┏━━

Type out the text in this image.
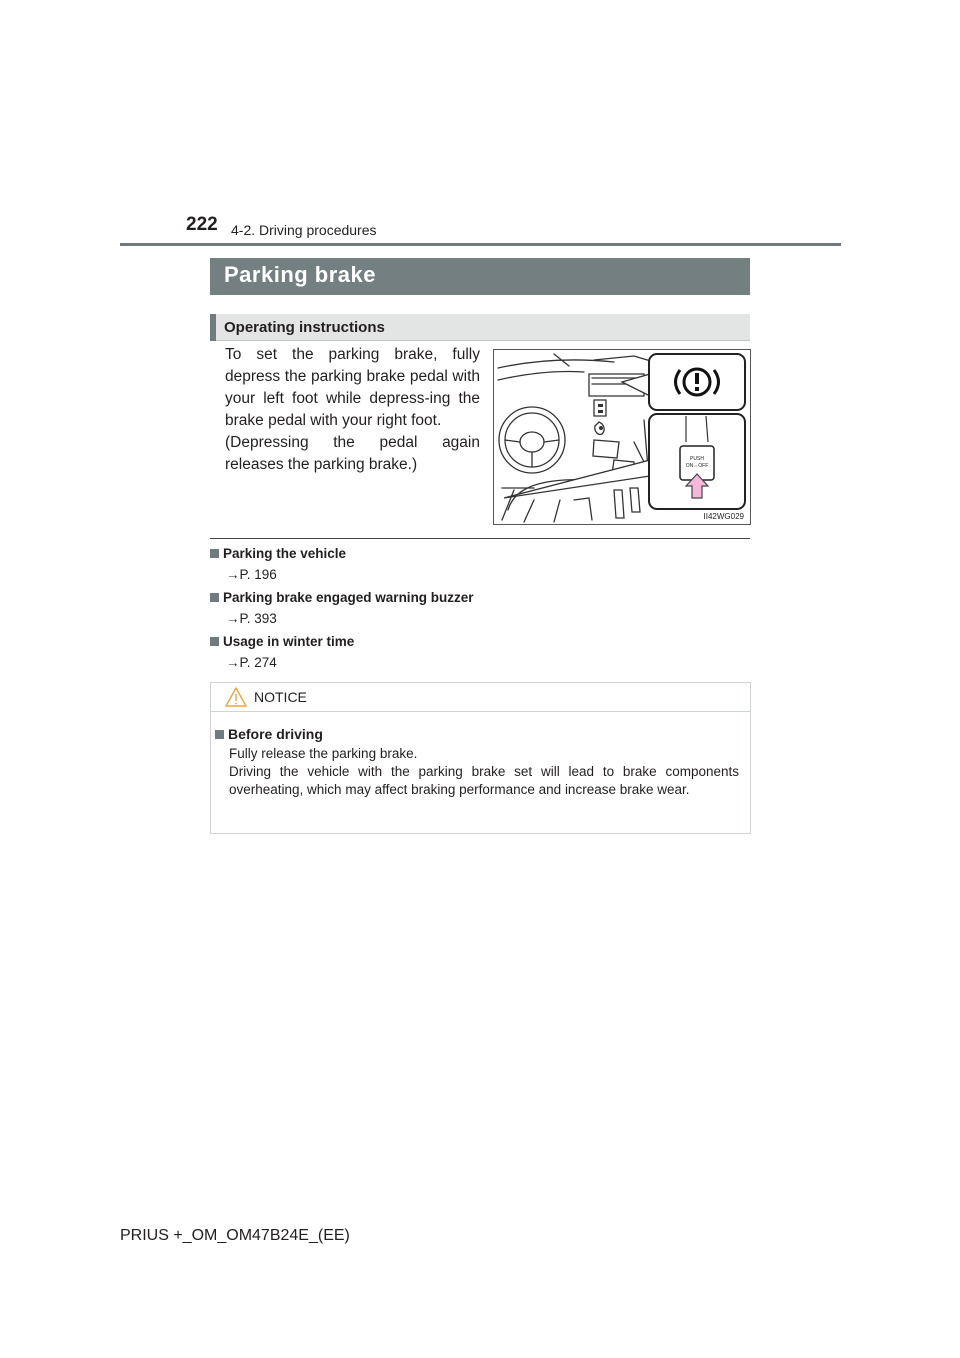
222 4-2. Driving procedures
Parking brake
Operating instructions

To set the parking brake, fully depress the parking brake pedal with your left foot while depress-ing the brake pedal with your right foot.

(Depressing the pedal again releases the parking brake.)	PUSH
ON⇔OFF
II42WG029
Parking the vehicle
→P. 196
Parking brake engaged warning buzzer
→P. 393
Usage in winter time
→P. 274
NOTICE
Before driving

Fully release the parking brake.

Driving the vehicle with the parking brake set will lead to brake components overheating, which may affect braking performance and increase brake wear.

PRIUS +_OM_OM47B24E_(EE)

┗━━

** Your instructions **
Copy each line of the records precisely and drop any images they hold.

** Solution below **
Type out the text in this image.
222 4-2. Driving procedures
Parking brake
Operating instructions

To set the parking brake, fully depress the parking brake pedal with your left foot while depress-ing the brake pedal with your right foot.

(Depressing the pedal again releases the parking brake.)	PUSH
ON⇔OFF
II42WG029
Parking the vehicle
→P. 196
Parking brake engaged warning buzzer
→P. 393
Usage in winter time
→P. 274
NOTICE
Before driving

Fully release the parking brake.

Driving the vehicle with the parking brake set will lead to brake components overheating, which may affect braking performance and increase brake wear.

PRIUS +_OM_OM47B24E_(EE)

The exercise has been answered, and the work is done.